● Objective: Take every line from the material that has the word "BUSCAR" in it.

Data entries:
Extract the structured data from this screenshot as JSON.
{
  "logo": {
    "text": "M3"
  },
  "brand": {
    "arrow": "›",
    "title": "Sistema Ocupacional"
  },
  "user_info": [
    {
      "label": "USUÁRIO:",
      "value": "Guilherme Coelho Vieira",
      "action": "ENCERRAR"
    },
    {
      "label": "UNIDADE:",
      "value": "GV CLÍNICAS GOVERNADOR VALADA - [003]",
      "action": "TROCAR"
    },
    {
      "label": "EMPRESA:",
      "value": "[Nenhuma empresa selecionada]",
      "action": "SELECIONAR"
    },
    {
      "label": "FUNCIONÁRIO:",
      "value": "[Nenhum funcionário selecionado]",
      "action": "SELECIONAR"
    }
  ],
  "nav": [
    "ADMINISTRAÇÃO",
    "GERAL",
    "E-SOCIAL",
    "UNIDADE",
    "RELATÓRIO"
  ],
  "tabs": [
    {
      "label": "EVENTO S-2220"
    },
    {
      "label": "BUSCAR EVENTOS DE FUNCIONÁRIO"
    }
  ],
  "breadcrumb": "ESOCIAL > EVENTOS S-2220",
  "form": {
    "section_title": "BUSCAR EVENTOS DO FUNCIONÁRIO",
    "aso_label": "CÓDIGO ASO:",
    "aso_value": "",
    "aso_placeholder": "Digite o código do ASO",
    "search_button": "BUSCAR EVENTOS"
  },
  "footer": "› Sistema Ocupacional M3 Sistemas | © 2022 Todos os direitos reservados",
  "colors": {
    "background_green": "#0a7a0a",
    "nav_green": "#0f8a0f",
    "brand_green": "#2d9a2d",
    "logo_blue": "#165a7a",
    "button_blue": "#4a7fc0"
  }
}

● Answer:
      "label": "BUSCAR EVENTOS DE FUNCIONÁRIO"
    "section_title": "BUSCAR EVENTOS DO FUNCIONÁRIO",
    "search_button": "BUSCAR EVENTOS"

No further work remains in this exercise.